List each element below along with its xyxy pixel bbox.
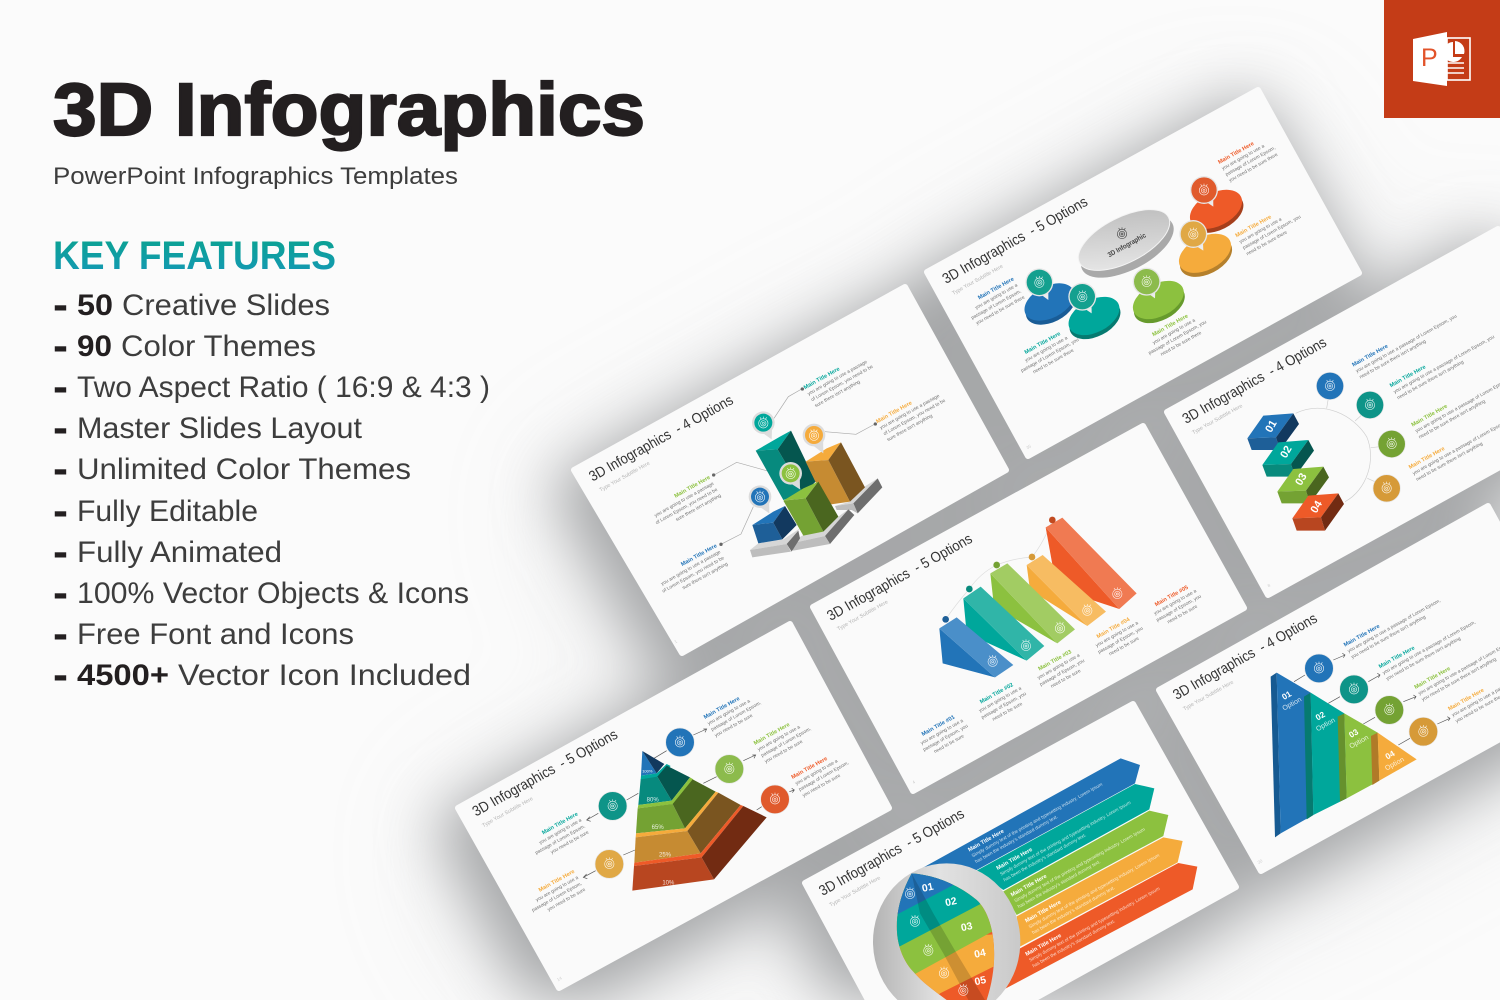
==
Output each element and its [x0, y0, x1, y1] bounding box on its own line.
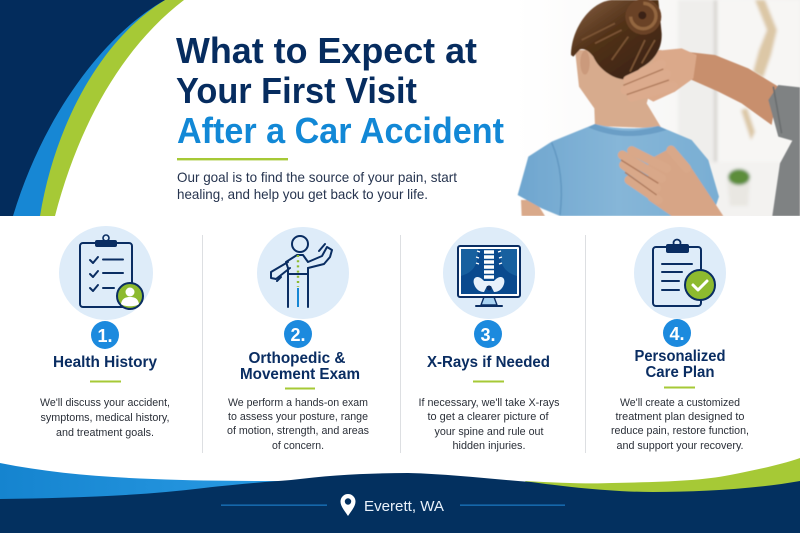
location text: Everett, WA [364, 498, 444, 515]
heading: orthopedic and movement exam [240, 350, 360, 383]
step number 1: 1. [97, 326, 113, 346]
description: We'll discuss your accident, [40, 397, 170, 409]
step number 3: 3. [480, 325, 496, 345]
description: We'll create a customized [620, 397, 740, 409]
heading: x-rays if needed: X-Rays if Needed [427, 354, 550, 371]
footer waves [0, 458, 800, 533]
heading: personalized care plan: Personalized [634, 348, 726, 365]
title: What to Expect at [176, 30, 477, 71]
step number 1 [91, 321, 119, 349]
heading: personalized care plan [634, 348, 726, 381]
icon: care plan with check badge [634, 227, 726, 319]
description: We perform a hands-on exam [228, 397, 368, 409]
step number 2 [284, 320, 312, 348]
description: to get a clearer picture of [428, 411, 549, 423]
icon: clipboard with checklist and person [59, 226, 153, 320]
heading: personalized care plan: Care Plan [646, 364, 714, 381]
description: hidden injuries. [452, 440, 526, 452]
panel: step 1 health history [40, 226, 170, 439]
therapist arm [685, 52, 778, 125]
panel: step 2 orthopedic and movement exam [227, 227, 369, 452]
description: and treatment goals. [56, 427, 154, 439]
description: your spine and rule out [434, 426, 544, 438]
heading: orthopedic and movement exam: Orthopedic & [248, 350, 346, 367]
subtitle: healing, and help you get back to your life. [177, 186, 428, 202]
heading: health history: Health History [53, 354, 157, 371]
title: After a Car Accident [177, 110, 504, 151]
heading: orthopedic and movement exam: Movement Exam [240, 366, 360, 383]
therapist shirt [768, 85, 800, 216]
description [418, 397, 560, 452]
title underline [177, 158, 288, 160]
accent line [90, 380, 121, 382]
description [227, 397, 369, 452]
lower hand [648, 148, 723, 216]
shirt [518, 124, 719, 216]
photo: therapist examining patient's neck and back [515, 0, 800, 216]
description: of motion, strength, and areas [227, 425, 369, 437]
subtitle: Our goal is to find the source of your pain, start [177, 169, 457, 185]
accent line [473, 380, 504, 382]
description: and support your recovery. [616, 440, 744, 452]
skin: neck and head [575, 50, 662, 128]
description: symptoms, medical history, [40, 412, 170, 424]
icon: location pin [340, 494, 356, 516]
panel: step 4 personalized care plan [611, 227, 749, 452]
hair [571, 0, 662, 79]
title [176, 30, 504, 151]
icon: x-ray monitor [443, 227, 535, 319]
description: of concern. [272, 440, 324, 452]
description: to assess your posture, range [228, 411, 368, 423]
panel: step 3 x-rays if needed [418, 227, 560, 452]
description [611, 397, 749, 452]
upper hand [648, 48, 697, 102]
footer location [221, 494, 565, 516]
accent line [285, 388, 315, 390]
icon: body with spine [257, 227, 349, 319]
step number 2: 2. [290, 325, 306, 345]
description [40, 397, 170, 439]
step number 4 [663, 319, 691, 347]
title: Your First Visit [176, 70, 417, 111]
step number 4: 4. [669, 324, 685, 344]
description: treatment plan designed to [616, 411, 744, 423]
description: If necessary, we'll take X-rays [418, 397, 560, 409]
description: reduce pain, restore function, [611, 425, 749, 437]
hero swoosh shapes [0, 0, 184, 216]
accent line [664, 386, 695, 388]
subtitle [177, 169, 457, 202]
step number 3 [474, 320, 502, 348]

## Written instruction:
Return the entries from the line with "Output each element" to the line with "heading: personalized care plan [634, 348, 726, 381]", both included, copied verbatim and without the pictures.

## Task response:
Output each element and its [x0, y0, x1, y1] bounding box on its own line.
location text: Everett, WA [364, 498, 444, 515]
heading: orthopedic and movement exam [240, 350, 360, 383]
step number 1: 1. [97, 326, 113, 346]
description: We'll discuss your accident, [40, 397, 170, 409]
step number 3: 3. [480, 325, 496, 345]
description: We'll create a customized [620, 397, 740, 409]
heading: x-rays if needed: X-Rays if Needed [427, 354, 550, 371]
footer waves [0, 458, 800, 533]
heading: personalized care plan: Personalized [634, 348, 726, 365]
title: What to Expect at [176, 30, 477, 71]
step number 1 [91, 321, 119, 349]
heading: personalized care plan [634, 348, 726, 381]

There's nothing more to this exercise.